=== GIVEN DATA ===

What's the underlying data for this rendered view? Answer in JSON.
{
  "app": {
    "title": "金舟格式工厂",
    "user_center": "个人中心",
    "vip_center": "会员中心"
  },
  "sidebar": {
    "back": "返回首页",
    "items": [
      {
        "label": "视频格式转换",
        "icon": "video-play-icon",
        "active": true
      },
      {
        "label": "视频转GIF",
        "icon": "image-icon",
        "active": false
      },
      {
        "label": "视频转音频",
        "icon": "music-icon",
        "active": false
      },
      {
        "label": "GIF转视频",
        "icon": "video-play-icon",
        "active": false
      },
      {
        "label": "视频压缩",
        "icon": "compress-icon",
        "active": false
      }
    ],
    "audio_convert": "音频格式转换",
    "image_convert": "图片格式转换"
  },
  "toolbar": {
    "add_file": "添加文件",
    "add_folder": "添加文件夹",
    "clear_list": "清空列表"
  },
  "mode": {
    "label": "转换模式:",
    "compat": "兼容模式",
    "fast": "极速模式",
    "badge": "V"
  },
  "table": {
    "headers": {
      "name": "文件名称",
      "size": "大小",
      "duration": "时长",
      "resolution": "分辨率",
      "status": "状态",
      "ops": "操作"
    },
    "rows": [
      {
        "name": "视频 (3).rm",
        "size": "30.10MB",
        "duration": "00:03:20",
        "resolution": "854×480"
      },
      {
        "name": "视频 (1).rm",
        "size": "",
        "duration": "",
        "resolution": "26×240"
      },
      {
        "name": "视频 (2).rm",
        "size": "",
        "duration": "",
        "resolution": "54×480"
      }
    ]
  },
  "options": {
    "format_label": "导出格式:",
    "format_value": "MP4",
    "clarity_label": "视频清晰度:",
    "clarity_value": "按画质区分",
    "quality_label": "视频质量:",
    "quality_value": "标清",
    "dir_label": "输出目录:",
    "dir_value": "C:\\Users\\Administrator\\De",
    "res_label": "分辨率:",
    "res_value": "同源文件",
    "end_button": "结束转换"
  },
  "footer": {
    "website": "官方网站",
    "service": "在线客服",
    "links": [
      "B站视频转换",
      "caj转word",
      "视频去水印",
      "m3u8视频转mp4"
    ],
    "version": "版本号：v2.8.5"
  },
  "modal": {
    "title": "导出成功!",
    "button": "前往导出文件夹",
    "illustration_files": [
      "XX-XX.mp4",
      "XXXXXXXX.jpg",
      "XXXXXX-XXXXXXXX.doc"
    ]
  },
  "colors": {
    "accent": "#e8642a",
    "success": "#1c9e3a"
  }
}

===
=== GIVEN DATA ===

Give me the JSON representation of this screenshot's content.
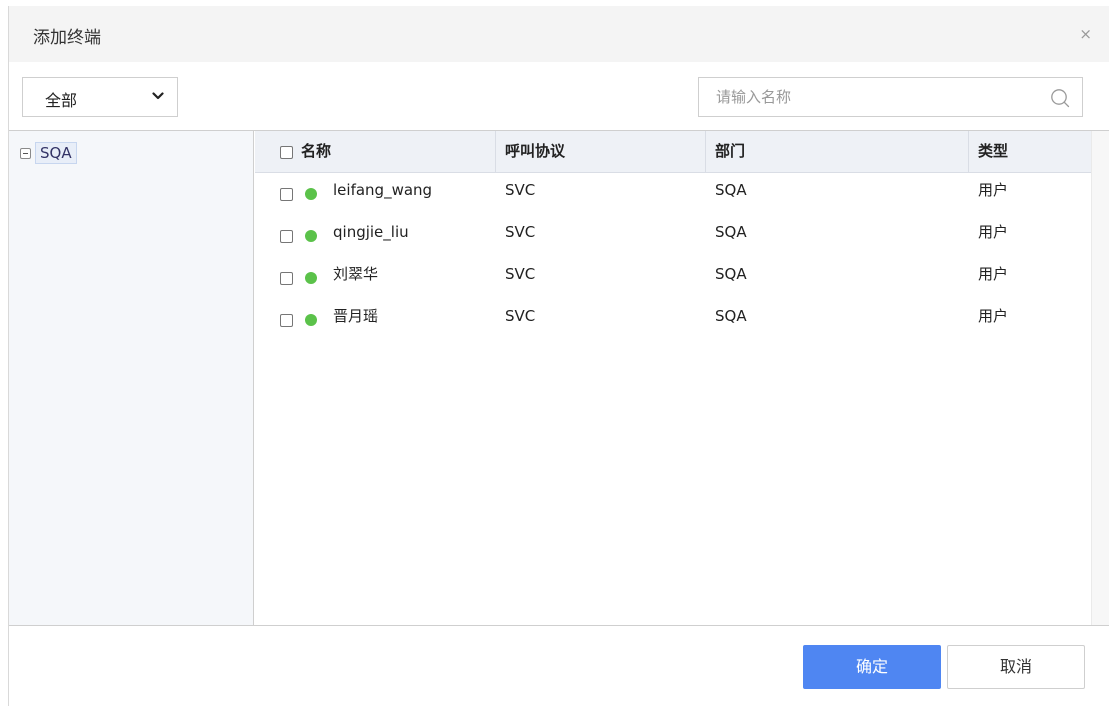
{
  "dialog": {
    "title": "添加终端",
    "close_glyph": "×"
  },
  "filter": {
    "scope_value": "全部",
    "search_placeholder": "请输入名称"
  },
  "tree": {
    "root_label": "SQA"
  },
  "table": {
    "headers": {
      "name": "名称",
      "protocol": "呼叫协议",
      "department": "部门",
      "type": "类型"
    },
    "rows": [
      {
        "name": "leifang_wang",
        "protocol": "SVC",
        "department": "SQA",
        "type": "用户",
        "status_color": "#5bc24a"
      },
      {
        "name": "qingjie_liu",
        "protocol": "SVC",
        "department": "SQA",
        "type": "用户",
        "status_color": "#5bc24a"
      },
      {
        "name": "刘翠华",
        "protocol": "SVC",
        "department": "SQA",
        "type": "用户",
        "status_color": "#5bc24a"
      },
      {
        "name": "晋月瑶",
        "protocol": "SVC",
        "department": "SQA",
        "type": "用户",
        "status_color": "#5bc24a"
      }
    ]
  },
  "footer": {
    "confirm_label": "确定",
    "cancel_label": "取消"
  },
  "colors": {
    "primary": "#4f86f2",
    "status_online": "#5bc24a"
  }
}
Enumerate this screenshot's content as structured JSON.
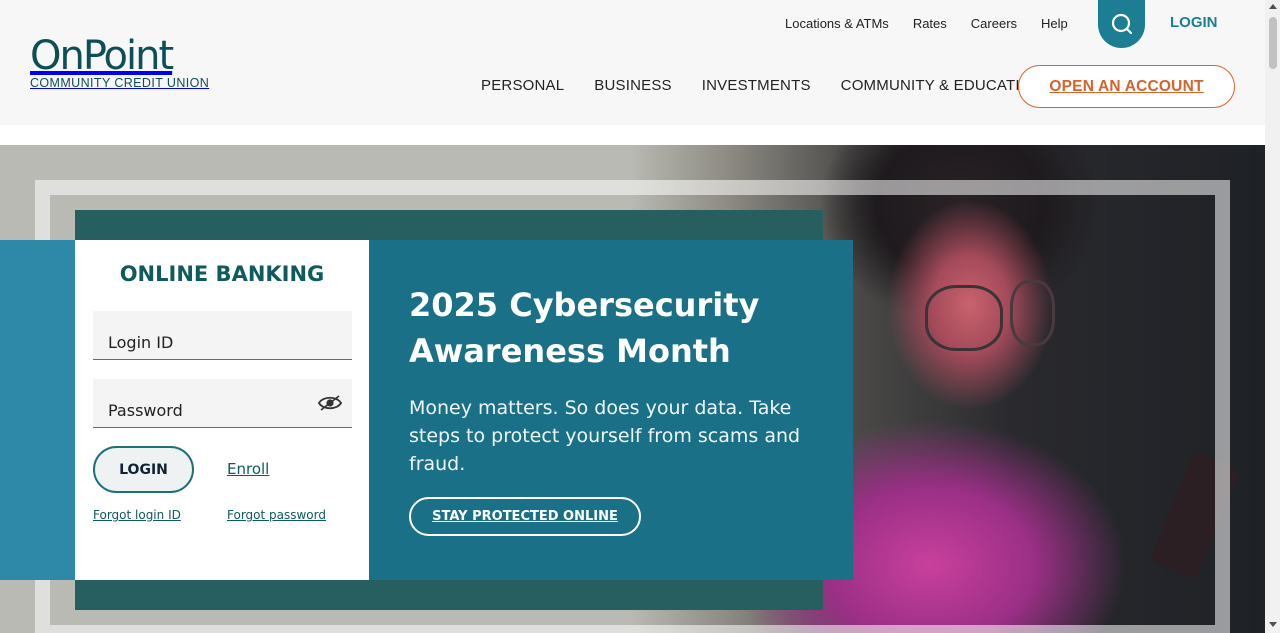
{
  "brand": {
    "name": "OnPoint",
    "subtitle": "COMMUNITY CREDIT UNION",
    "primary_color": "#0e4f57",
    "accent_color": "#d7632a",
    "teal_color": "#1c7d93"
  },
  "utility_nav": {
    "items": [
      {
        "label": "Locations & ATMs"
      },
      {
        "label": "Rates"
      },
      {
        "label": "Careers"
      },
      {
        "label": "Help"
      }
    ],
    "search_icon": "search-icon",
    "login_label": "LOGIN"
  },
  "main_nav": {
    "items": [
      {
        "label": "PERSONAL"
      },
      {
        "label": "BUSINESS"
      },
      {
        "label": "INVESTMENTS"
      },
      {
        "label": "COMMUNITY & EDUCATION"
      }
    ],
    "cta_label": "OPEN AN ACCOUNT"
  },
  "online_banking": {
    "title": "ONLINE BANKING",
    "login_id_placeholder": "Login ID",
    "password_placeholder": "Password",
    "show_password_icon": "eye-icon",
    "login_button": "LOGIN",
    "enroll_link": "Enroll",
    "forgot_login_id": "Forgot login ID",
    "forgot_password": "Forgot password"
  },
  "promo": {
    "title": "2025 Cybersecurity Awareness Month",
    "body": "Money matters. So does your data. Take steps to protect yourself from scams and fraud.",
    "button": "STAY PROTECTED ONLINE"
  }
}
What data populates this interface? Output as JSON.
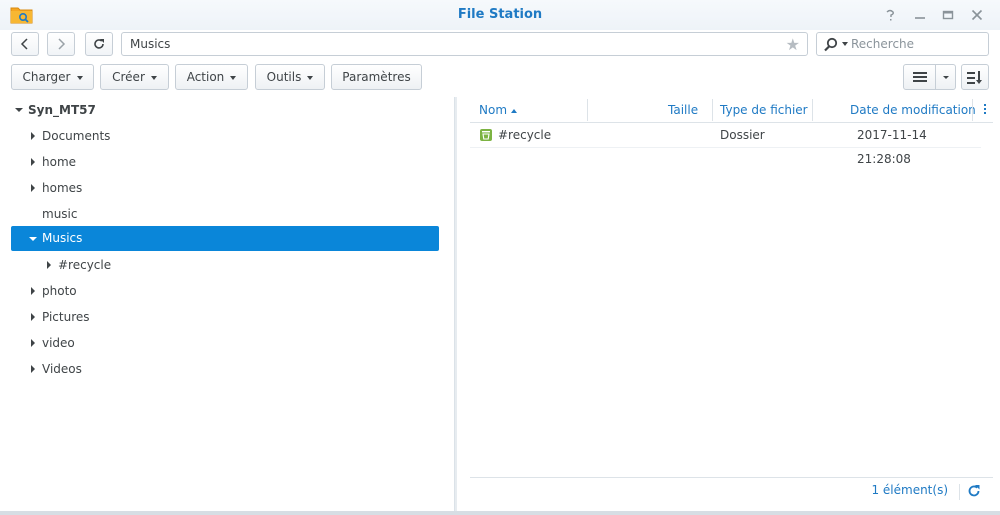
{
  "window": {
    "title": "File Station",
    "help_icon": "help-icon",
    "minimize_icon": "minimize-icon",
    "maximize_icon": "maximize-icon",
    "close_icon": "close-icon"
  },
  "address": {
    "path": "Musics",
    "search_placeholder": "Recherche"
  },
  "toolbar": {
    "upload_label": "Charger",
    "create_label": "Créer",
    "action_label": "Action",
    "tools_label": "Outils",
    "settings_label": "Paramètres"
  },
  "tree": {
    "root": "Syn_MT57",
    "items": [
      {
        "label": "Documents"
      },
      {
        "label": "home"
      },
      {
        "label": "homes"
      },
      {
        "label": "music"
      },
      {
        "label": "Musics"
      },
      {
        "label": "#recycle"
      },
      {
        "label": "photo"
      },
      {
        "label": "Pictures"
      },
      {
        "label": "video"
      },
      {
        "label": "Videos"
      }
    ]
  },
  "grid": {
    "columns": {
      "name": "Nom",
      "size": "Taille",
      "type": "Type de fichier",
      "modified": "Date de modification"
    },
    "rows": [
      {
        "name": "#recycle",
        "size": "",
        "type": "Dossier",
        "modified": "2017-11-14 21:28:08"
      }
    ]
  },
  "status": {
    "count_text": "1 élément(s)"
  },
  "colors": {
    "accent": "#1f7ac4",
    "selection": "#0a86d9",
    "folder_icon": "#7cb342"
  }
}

===

### [OBJECTIVE]
Filter the listing above for the string "modified" and copy every matching line.

### [RESULT OF THIS TASK]
      "modified": "Date de modification"
        "modified": "2017-11-14 21:28:08"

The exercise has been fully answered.